[start]

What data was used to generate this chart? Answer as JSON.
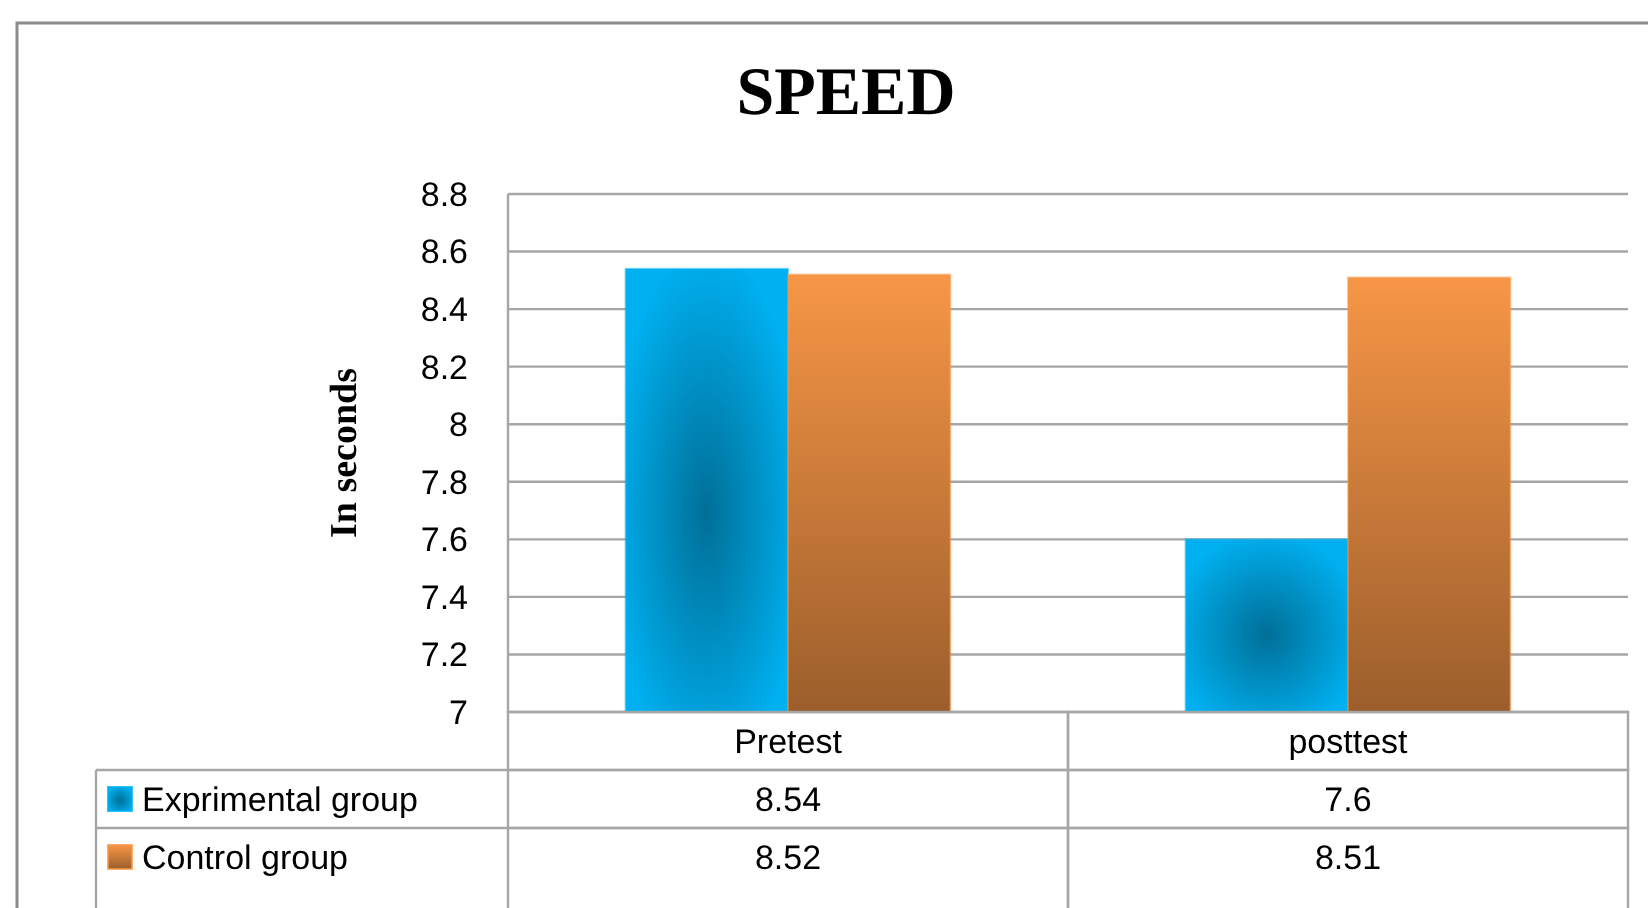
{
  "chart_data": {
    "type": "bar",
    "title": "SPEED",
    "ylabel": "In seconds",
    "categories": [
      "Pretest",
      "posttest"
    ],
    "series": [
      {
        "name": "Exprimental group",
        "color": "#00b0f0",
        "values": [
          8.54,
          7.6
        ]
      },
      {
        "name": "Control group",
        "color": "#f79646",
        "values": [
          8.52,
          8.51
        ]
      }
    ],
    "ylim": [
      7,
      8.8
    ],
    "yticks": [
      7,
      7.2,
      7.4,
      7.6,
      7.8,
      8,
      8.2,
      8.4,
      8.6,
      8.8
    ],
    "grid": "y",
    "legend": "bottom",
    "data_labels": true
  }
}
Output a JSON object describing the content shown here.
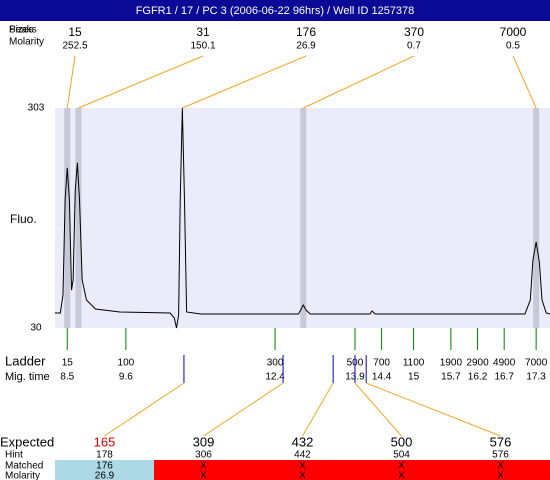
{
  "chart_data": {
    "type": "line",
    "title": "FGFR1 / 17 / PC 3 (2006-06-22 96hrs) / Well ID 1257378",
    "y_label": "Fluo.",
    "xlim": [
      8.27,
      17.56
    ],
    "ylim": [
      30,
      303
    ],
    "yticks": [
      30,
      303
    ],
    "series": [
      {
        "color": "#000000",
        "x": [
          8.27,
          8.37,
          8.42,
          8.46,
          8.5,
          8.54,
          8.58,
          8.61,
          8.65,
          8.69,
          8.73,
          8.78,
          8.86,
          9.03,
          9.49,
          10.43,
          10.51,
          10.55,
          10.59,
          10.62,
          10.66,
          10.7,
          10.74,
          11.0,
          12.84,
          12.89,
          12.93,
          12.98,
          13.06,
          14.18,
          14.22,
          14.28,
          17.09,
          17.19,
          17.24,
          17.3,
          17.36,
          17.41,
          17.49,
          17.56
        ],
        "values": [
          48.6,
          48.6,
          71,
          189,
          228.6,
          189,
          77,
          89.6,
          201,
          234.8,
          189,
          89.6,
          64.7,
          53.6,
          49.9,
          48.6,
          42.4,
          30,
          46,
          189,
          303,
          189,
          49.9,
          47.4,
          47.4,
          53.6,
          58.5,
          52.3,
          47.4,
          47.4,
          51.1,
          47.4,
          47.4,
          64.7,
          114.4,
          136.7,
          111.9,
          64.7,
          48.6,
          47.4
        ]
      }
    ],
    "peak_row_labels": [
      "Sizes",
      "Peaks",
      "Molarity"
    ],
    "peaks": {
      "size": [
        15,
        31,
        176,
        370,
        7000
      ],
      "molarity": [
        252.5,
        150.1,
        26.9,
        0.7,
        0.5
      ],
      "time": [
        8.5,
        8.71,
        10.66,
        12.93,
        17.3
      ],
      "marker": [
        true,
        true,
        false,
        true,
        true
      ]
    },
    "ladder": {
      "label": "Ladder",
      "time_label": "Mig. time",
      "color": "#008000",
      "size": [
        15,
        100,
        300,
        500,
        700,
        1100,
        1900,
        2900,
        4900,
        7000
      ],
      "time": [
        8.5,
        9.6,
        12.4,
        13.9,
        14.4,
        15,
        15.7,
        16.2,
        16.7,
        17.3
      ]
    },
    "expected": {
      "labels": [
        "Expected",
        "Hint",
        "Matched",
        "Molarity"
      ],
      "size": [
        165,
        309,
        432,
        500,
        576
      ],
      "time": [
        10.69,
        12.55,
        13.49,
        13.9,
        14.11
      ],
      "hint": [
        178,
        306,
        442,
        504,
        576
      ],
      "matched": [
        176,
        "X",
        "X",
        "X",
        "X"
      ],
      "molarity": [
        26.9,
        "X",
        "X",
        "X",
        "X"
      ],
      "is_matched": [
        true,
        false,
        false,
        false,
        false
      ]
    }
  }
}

[end]

What is asked: An exact transcription of all the entries is required, without the pictures.

Exercise solution:
What data was used to generate this chart? Answer as JSON.
{
  "chart_data": {
    "type": "bar",
    "title": "SPEED",
    "ylabel": "In seconds",
    "categories": [
      "Pretest",
      "posttest"
    ],
    "series": [
      {
        "name": "Exprimental group",
        "color": "#00b0f0",
        "values": [
          8.54,
          7.6
        ]
      },
      {
        "name": "Control group",
        "color": "#f79646",
        "values": [
          8.52,
          8.51
        ]
      }
    ],
    "ylim": [
      7,
      8.8
    ],
    "yticks": [
      7,
      7.2,
      7.4,
      7.6,
      7.8,
      8,
      8.2,
      8.4,
      8.6,
      8.8
    ],
    "grid": "y",
    "legend": "bottom",
    "data_labels": true
  }
}
Output a JSON object describing the content shown here.
{
  "chart_data": {
    "type": "line",
    "title": "FGFR1 / 17 / PC 3 (2006-06-22 96hrs) / Well ID 1257378",
    "y_label": "Fluo.",
    "xlim": [
      8.27,
      17.56
    ],
    "ylim": [
      30,
      303
    ],
    "yticks": [
      30,
      303
    ],
    "series": [
      {
        "color": "#000000",
        "x": [
          8.27,
          8.37,
          8.42,
          8.46,
          8.5,
          8.54,
          8.58,
          8.61,
          8.65,
          8.69,
          8.73,
          8.78,
          8.86,
          9.03,
          9.49,
          10.43,
          10.51,
          10.55,
          10.59,
          10.62,
          10.66,
          10.7,
          10.74,
          11.0,
          12.84,
          12.89,
          12.93,
          12.98,
          13.06,
          14.18,
          14.22,
          14.28,
          17.09,
          17.19,
          17.24,
          17.3,
          17.36,
          17.41,
          17.49,
          17.56
        ],
        "values": [
          48.6,
          48.6,
          71,
          189,
          228.6,
          189,
          77,
          89.6,
          201,
          234.8,
          189,
          89.6,
          64.7,
          53.6,
          49.9,
          48.6,
          42.4,
          30,
          46,
          189,
          303,
          189,
          49.9,
          47.4,
          47.4,
          53.6,
          58.5,
          52.3,
          47.4,
          47.4,
          51.1,
          47.4,
          47.4,
          64.7,
          114.4,
          136.7,
          111.9,
          64.7,
          48.6,
          47.4
        ]
      }
    ],
    "peak_row_labels": [
      "Sizes",
      "Peaks",
      "Molarity"
    ],
    "peaks": {
      "size": [
        15,
        31,
        176,
        370,
        7000
      ],
      "molarity": [
        252.5,
        150.1,
        26.9,
        0.7,
        0.5
      ],
      "time": [
        8.5,
        8.71,
        10.66,
        12.93,
        17.3
      ],
      "marker": [
        true,
        true,
        false,
        true,
        true
      ]
    },
    "ladder": {
      "label": "Ladder",
      "time_label": "Mig. time",
      "color": "#008000",
      "size": [
        15,
        100,
        300,
        500,
        700,
        1100,
        1900,
        2900,
        4900,
        7000
      ],
      "time": [
        8.5,
        9.6,
        12.4,
        13.9,
        14.4,
        15,
        15.7,
        16.2,
        16.7,
        17.3
      ]
    },
    "expected": {
      "labels": [
        "Expected",
        "Hint",
        "Matched",
        "Molarity"
      ],
      "size": [
        165,
        309,
        432,
        500,
        576
      ],
      "time": [
        10.69,
        12.55,
        13.49,
        13.9,
        14.11
      ],
      "hint": [
        178,
        306,
        442,
        504,
        576
      ],
      "matched": [
        176,
        "X",
        "X",
        "X",
        "X"
      ],
      "molarity": [
        26.9,
        "X",
        "X",
        "X",
        "X"
      ],
      "is_matched": [
        true,
        false,
        false,
        false,
        false
      ]
    }
  }
}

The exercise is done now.